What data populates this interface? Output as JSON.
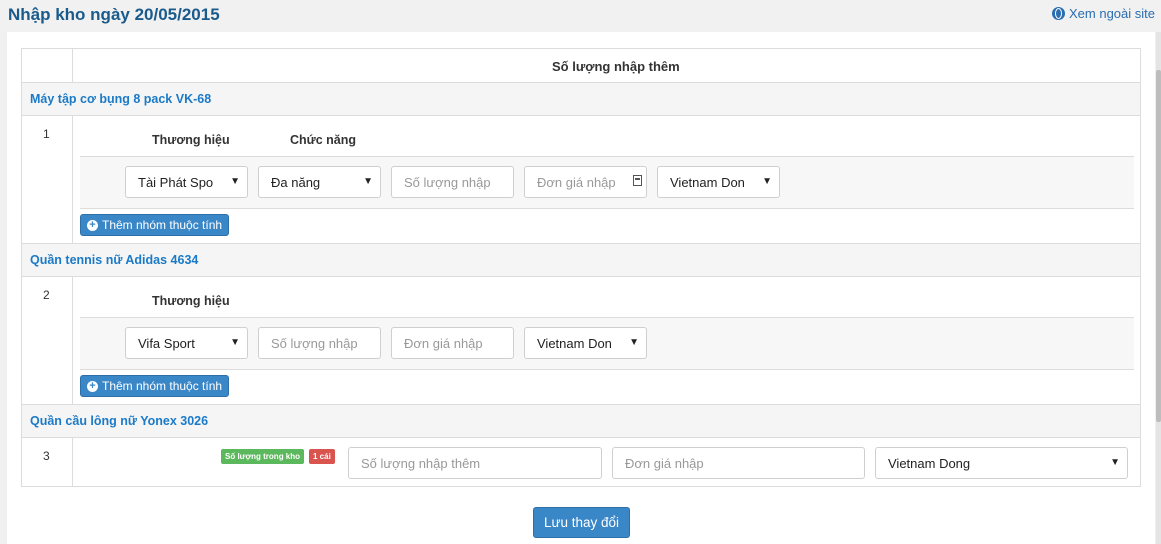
{
  "header": {
    "title": "Nhập kho ngày 20/05/2015",
    "ext_link": "Xem ngoài site"
  },
  "table": {
    "col_header": "Số lượng nhập thêm"
  },
  "products": [
    {
      "name": "Máy tập cơ bụng 8 pack VK-68",
      "index": "1",
      "attr_labels": [
        "Thương hiệu",
        "Chức năng"
      ],
      "brand": "Tài Phát Spo",
      "function": "Đa năng",
      "qty_placeholder": "Số lượng nhập",
      "price_placeholder": "Đơn giá nhập",
      "currency": "Vietnam Don",
      "add_group_label": "Thêm nhóm thuộc tính"
    },
    {
      "name": "Quần tennis nữ Adidas 4634",
      "index": "2",
      "attr_labels": [
        "Thương hiệu"
      ],
      "brand": "Vifa Sport",
      "qty_placeholder": "Số lượng nhập",
      "price_placeholder": "Đơn giá nhập",
      "currency": "Vietnam Don",
      "add_group_label": "Thêm nhóm thuộc tính"
    },
    {
      "name": "Quần cầu lông nữ Yonex 3026",
      "index": "3",
      "stock_label": "Số lượng trong kho",
      "stock_value": "1 cái",
      "qty_placeholder": "Số lượng nhập thêm",
      "price_placeholder": "Đơn giá nhập",
      "currency": "Vietnam Dong"
    }
  ],
  "save_label": "Lưu thay đổi",
  "colors": {
    "title": "#1a5b8c",
    "product_link": "#1b7ac7",
    "primary_button": "#3a87c8",
    "success_badge": "#5cb85c",
    "danger_badge": "#d9534f"
  },
  "icons": {
    "ext_link": "globe-icon",
    "add": "plus-circle-icon",
    "select": "caret-down-icon",
    "date": "calendar-icon"
  }
}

◆ What you are asked to do ◆
Quote the records in full and exactly; skip any image.

◆ Result of this exercise ◆
What data populates this interface? Output as JSON.
{
  "header": {
    "title": "Nhập kho ngày 20/05/2015",
    "ext_link": "Xem ngoài site"
  },
  "table": {
    "col_header": "Số lượng nhập thêm"
  },
  "products": [
    {
      "name": "Máy tập cơ bụng 8 pack VK-68",
      "index": "1",
      "attr_labels": [
        "Thương hiệu",
        "Chức năng"
      ],
      "brand": "Tài Phát Spo",
      "function": "Đa năng",
      "qty_placeholder": "Số lượng nhập",
      "price_placeholder": "Đơn giá nhập",
      "currency": "Vietnam Don",
      "add_group_label": "Thêm nhóm thuộc tính"
    },
    {
      "name": "Quần tennis nữ Adidas 4634",
      "index": "2",
      "attr_labels": [
        "Thương hiệu"
      ],
      "brand": "Vifa Sport",
      "qty_placeholder": "Số lượng nhập",
      "price_placeholder": "Đơn giá nhập",
      "currency": "Vietnam Don",
      "add_group_label": "Thêm nhóm thuộc tính"
    },
    {
      "name": "Quần cầu lông nữ Yonex 3026",
      "index": "3",
      "stock_label": "Số lượng trong kho",
      "stock_value": "1 cái",
      "qty_placeholder": "Số lượng nhập thêm",
      "price_placeholder": "Đơn giá nhập",
      "currency": "Vietnam Dong"
    }
  ],
  "save_label": "Lưu thay đổi",
  "colors": {
    "title": "#1a5b8c",
    "product_link": "#1b7ac7",
    "primary_button": "#3a87c8",
    "success_badge": "#5cb85c",
    "danger_badge": "#d9534f"
  },
  "icons": {
    "ext_link": "globe-icon",
    "add": "plus-circle-icon",
    "select": "caret-down-icon",
    "date": "calendar-icon"
  }
}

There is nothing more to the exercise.